Recorded data:
● ● ● ● ●
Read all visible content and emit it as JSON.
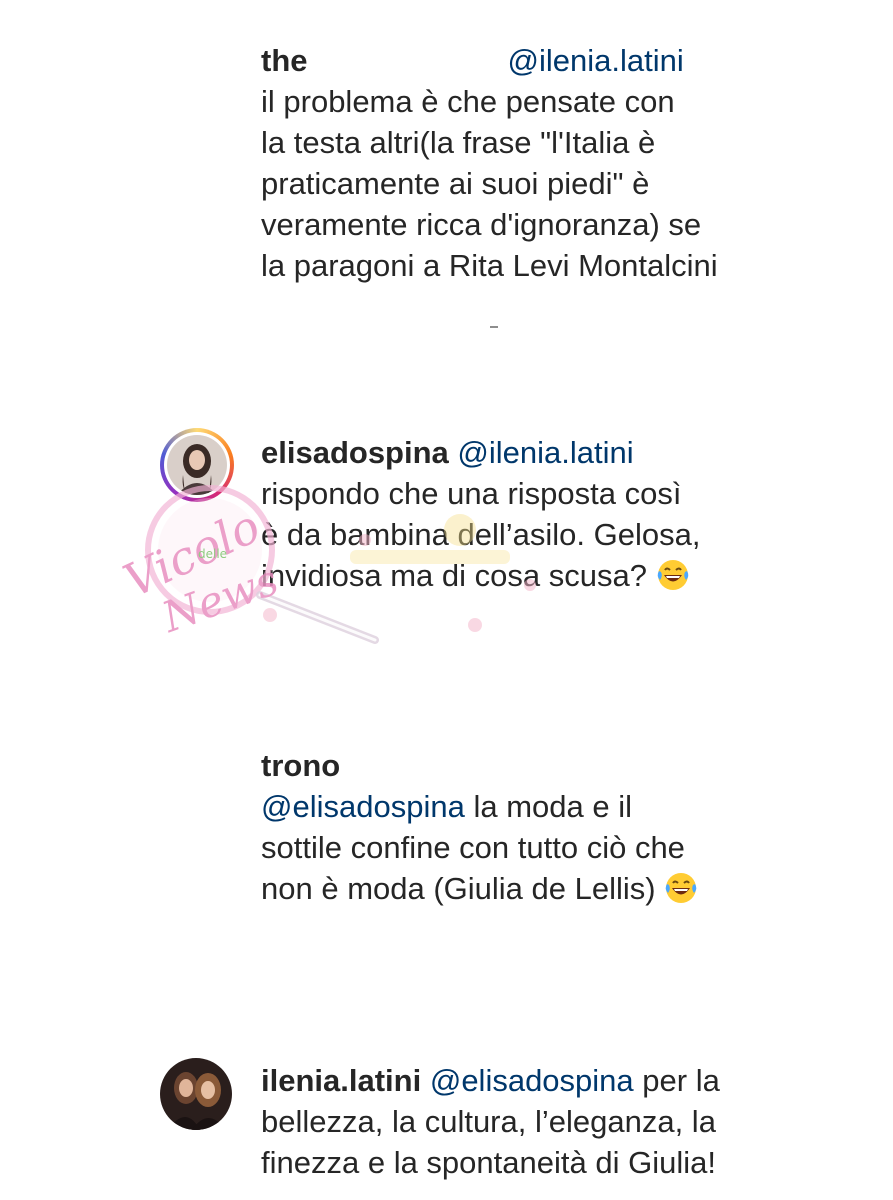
{
  "comments": [
    {
      "username": "the",
      "mention": "@ilenia.latini",
      "lines": [
        "il problema è che pensate con",
        "la testa altri(la frase \"l'Italia è",
        "praticamente ai suoi piedi\" è",
        "veramente ricca d'ignoranza) se",
        "la paragoni a Rita Levi Montalcini"
      ]
    },
    {
      "username": "elisadospina",
      "mention": "@ilenia.latini",
      "lines": [
        "rispondo che una risposta così",
        "è da bambina dell’asilo. Gelosa,",
        "invidiosa ma di cosa scusa?"
      ],
      "emoji": "face-with-tears-of-joy"
    },
    {
      "username": "trono",
      "mention": "@elisadospina",
      "text_after_mention": "la moda e il",
      "lines": [
        "sottile confine con tutto ciò che",
        "non è moda (Giulia de Lellis)"
      ],
      "emoji": "face-with-tears-of-joy"
    },
    {
      "username": "ilenia.latini",
      "mention": "@elisadospina",
      "text_after_mention": "per la",
      "lines": [
        "bellezza, la cultura, l’eleganza, la",
        "finezza e la spontaneità di Giulia!"
      ]
    }
  ],
  "watermark": {
    "line1": "Vicolo",
    "line2": "delle",
    "line3": "News"
  },
  "colors": {
    "text": "#262626",
    "mention": "#00376b",
    "watermark": "#e88fc0"
  }
}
● ● ● ● ●
TASK DESCRIPTION — Reproduce the full material exactly, excluding the pictures.

FULL OUTPUT —
Read all visible content and emit it as JSON.
{
  "comments": [
    {
      "username": "the",
      "mention": "@ilenia.latini",
      "lines": [
        "il problema è che pensate con",
        "la testa altri(la frase \"l'Italia è",
        "praticamente ai suoi piedi\" è",
        "veramente ricca d'ignoranza) se",
        "la paragoni a Rita Levi Montalcini"
      ]
    },
    {
      "username": "elisadospina",
      "mention": "@ilenia.latini",
      "lines": [
        "rispondo che una risposta così",
        "è da bambina dell’asilo. Gelosa,",
        "invidiosa ma di cosa scusa?"
      ],
      "emoji": "face-with-tears-of-joy"
    },
    {
      "username": "trono",
      "mention": "@elisadospina",
      "text_after_mention": "la moda e il",
      "lines": [
        "sottile confine con tutto ciò che",
        "non è moda (Giulia de Lellis)"
      ],
      "emoji": "face-with-tears-of-joy"
    },
    {
      "username": "ilenia.latini",
      "mention": "@elisadospina",
      "text_after_mention": "per la",
      "lines": [
        "bellezza, la cultura, l’eleganza, la",
        "finezza e la spontaneità di Giulia!"
      ]
    }
  ],
  "watermark": {
    "line1": "Vicolo",
    "line2": "delle",
    "line3": "News"
  },
  "colors": {
    "text": "#262626",
    "mention": "#00376b",
    "watermark": "#e88fc0"
  }
}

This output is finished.